■ TASK TO CARRY OUT: Gather every line holding the string "this".

■ DATASET EXTRACT:
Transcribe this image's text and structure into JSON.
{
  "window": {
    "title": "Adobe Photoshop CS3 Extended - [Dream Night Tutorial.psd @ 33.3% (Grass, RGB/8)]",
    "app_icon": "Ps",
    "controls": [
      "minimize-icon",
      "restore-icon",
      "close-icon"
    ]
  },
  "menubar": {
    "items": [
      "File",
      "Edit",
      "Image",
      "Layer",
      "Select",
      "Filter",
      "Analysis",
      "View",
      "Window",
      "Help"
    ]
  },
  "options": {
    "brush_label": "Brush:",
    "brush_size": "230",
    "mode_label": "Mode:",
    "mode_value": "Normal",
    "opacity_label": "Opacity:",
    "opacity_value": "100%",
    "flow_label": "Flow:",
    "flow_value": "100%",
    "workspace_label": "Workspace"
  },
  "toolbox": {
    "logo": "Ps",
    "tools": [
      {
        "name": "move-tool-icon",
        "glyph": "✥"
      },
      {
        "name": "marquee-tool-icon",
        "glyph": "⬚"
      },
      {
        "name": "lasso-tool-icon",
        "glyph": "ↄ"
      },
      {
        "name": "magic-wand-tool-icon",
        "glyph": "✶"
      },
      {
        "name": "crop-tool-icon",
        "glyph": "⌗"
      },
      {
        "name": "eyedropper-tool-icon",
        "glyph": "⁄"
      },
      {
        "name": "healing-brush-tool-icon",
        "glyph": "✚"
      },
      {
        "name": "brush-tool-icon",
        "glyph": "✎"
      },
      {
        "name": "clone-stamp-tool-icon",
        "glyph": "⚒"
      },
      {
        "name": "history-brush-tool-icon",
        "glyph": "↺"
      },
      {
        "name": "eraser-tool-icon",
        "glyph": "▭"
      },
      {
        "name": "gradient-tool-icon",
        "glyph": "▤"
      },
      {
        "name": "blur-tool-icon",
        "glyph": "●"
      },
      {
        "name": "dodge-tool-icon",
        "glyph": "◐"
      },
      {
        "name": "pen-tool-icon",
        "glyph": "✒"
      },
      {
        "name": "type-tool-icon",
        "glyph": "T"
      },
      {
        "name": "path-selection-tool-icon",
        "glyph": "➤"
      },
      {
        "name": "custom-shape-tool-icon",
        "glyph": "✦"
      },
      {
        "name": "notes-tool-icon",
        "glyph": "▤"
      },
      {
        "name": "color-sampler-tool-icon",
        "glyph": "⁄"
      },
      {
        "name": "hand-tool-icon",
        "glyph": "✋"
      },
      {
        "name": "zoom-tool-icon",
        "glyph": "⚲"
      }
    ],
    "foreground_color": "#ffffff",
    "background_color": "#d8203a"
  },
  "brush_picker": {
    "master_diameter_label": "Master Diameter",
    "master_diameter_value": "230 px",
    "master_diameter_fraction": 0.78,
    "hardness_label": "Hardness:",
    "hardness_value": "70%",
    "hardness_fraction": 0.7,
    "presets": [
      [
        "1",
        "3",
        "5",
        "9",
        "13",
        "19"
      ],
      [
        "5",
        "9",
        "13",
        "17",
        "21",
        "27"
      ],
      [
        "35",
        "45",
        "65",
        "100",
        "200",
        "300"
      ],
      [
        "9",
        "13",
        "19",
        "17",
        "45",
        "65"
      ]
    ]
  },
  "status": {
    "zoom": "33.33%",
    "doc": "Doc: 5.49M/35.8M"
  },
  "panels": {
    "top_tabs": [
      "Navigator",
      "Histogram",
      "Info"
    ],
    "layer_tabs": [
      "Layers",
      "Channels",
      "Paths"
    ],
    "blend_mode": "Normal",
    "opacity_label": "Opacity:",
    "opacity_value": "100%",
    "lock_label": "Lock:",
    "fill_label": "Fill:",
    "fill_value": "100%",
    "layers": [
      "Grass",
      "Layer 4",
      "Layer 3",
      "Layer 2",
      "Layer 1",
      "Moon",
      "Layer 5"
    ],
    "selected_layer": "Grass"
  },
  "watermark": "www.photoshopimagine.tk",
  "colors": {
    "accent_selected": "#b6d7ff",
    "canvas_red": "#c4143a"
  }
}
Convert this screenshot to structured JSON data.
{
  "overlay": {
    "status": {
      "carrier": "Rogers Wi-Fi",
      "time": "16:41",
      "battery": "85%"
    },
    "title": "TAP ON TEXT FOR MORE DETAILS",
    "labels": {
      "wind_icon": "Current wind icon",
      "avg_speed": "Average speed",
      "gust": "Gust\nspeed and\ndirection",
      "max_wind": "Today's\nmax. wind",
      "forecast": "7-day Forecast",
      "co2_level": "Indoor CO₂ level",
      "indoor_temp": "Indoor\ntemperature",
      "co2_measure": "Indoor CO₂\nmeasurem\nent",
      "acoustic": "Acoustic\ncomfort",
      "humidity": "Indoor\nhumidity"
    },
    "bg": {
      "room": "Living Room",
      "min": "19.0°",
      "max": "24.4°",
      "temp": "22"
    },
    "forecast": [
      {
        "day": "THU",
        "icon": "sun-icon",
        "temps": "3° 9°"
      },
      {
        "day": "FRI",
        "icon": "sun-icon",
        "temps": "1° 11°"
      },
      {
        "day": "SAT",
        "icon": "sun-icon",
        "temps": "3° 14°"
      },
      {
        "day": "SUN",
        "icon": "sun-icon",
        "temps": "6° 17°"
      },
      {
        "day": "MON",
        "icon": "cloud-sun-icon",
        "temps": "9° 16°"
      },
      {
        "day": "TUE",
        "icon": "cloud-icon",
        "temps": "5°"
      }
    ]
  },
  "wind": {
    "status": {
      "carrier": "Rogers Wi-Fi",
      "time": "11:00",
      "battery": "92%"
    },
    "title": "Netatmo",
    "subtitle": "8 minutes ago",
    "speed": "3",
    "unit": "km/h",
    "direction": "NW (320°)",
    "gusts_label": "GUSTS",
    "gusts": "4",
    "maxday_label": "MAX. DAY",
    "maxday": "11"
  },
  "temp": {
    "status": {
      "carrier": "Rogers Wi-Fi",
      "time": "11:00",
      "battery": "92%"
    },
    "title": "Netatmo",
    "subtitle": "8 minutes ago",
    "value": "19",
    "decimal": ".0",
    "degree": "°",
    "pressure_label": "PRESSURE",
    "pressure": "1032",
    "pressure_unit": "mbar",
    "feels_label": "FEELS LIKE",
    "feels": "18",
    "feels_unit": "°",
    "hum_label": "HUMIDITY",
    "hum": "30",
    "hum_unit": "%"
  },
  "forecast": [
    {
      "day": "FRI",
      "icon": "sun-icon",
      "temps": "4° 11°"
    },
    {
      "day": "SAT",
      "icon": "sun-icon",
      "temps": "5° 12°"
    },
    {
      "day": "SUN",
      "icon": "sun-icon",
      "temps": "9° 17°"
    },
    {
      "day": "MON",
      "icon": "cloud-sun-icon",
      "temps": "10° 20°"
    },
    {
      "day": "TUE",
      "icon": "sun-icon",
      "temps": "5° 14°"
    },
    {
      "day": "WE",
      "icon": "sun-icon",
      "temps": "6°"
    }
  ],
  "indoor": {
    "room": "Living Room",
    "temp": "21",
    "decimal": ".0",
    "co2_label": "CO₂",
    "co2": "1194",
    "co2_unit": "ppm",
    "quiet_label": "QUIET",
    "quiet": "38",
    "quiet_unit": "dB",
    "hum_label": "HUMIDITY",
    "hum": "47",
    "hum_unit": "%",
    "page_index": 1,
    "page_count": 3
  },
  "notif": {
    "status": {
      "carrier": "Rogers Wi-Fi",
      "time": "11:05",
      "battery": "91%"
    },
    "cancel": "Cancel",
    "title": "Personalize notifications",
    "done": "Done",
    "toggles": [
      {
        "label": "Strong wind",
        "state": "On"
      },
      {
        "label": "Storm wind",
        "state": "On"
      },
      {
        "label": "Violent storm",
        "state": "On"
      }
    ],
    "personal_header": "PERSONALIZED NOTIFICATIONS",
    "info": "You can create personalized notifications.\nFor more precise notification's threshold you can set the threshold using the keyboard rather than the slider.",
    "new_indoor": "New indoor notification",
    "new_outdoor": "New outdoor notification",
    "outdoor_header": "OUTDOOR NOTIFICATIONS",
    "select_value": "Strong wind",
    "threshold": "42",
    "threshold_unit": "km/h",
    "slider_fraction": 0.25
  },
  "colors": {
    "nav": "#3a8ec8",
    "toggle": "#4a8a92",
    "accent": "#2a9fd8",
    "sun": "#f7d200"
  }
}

■ TASK SOLUTION:
Transcribe this image's text and structure into JSON.
Convert this screenshot to structured JSON data.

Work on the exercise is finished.